── SELECTED EXCERPT ──

Omg! This is a great idea!!! My husband and I were just talking about trying to do a meetup for small poodle mixes because of how much Daisy loves dogs that are like her. We just moved this past summer from MD, so we don't have a whole lot of friends either. Daisy is a little over 9 months now. How old is Frankie?


----------



## Daisydaisy (Jul 4, 2013)

Lexi&Beemer said:


> I just need to say the ugg boots for santa's boots are fantastic! Though you are kinder than I as I dressed up my two rather than dressing up myself. And as I love my two's face I'm loving Daisy's too. She is just adorable!
> 
> 
> Sent from Petguide.com Free App


Hehe! Ugg boots were a great idea! However, that is our dog trainer from Petco dressed up. Though even my own father thought that was me, so she and I must look a lot alike!!!


----------



## Daisydaisy (Jul 4, 2013)

fairlie said:


> Are you sure she is a real dog and not stuffed?  She looks far too perfectly cute to be real!


She is ridiculously adorable and photogenic! Plus she is the friendliest dog you'll ever meet.  We're very lucky to have her!! (Plus, we have a great groomer. I had to edit this to say that!!)


----------



## SamRinde (Jun 10, 2013)

Daisydaisy said:


> Omg! This is a great idea!!! My husband and I were just talking about trying to do a meetup for small poodle mixes because of how much Daisy loves dogs that are like her. We just moved this past summer from MD, so we don't have a whole lot of friends either. Daisy is a little over 9 months now. How old is Frankie?


How weird, Frankie is a little under 9 months right now. So close in age! I will private message you my phone number and hopefully we can get together soon!


----------

───

_GIVEN INSTRUCTION A_
Copy the listing from its start through the line containing "148, 92, 172]", swapping "interactable" for "clickable" and leaving everything else the same.

── RECORDS SUPPLIED ──

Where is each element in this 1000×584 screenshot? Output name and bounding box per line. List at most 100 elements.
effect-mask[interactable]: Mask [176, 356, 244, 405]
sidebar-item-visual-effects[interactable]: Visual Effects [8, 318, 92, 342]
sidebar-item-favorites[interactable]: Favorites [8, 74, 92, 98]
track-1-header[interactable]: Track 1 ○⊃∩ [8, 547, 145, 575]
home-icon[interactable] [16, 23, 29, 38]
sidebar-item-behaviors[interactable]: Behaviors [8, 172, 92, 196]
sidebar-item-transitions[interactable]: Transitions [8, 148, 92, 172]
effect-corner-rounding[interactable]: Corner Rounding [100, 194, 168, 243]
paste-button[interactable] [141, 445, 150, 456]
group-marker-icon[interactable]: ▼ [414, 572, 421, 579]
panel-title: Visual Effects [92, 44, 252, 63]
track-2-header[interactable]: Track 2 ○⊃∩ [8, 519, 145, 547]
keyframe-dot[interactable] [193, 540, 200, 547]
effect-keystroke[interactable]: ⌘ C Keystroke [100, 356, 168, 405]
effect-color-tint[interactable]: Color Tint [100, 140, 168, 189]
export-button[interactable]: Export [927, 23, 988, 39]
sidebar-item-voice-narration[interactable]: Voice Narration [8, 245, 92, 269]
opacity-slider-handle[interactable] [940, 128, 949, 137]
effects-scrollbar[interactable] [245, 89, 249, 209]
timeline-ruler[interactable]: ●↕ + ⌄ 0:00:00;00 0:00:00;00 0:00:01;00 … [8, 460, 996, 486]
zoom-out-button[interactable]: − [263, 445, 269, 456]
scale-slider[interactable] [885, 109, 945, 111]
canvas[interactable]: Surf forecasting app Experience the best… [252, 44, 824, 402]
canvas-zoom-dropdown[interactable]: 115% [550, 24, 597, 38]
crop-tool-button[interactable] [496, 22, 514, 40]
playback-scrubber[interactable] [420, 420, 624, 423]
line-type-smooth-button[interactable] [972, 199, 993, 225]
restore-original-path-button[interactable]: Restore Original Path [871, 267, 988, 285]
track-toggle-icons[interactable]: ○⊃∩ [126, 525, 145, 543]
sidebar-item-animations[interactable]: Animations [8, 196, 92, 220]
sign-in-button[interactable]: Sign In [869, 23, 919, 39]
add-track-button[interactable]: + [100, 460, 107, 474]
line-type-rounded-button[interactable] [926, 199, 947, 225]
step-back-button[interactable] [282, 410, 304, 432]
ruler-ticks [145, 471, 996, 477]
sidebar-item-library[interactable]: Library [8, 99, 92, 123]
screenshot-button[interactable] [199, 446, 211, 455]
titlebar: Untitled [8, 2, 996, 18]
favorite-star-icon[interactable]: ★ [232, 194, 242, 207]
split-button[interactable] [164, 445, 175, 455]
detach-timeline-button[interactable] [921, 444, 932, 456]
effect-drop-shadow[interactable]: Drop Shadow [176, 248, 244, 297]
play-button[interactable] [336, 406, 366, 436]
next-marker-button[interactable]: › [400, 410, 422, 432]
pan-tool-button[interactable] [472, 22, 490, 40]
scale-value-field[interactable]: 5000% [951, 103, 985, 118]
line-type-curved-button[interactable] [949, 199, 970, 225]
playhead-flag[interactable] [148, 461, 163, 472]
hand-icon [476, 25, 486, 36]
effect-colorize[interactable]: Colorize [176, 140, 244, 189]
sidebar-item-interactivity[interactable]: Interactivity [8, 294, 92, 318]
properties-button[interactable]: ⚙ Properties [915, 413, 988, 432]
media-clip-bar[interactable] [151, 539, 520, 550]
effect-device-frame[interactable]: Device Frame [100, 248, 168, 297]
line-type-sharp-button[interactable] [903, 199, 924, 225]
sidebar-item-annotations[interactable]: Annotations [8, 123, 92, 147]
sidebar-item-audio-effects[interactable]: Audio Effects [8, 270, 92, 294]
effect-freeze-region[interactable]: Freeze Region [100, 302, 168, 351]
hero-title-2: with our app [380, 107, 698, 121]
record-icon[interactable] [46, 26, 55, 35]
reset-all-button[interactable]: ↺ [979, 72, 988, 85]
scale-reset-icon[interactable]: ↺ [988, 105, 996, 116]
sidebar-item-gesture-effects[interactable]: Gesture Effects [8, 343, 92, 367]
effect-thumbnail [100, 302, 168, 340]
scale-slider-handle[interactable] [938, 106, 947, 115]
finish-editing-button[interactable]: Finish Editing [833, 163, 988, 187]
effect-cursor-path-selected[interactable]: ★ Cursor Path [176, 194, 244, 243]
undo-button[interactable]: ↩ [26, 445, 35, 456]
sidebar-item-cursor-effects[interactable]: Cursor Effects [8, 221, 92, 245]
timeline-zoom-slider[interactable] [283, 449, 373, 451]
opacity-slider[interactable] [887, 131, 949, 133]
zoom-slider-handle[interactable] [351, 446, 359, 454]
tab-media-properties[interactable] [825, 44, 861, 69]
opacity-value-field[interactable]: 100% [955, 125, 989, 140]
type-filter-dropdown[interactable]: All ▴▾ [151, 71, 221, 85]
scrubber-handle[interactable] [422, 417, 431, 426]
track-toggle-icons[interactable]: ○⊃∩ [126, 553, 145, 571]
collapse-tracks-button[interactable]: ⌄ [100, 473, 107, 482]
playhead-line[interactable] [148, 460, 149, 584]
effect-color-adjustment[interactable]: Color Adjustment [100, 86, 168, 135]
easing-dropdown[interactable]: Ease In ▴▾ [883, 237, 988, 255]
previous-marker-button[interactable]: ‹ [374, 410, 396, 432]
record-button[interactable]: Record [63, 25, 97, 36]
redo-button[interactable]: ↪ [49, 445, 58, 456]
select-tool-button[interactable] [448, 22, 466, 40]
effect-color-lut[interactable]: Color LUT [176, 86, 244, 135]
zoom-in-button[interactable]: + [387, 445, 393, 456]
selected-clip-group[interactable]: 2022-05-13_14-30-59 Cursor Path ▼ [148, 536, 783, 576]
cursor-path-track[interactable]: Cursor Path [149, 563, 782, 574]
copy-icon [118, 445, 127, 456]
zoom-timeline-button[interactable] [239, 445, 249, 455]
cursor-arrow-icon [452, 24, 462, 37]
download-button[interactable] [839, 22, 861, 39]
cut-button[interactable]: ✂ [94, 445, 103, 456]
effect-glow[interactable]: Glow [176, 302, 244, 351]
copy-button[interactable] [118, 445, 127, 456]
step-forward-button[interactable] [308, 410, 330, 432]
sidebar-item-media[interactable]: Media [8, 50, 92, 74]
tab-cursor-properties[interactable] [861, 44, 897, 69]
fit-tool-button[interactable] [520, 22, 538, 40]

───

_GIVEN INSTRUCTION B_
According to the forum thread, who was actually dressed up in the Santa outfit with the ugg boots?

_COMPLETE RESPONSE A_
Where is each element in this 1000×584 screenshot? Output name and bounding box per line. List at most 100 elements.
effect-mask[clickable]: Mask [176, 356, 244, 405]
sidebar-item-visual-effects[clickable]: Visual Effects [8, 318, 92, 342]
sidebar-item-favorites[clickable]: Favorites [8, 74, 92, 98]
track-1-header[clickable]: Track 1 ○⊃∩ [8, 547, 145, 575]
home-icon[clickable] [16, 23, 29, 38]
sidebar-item-behaviors[clickable]: Behaviors [8, 172, 92, 196]
sidebar-item-transitions[clickable]: Transitions [8, 148, 92, 172]

_COMPLETE RESPONSE B_
The dog trainer from Petco.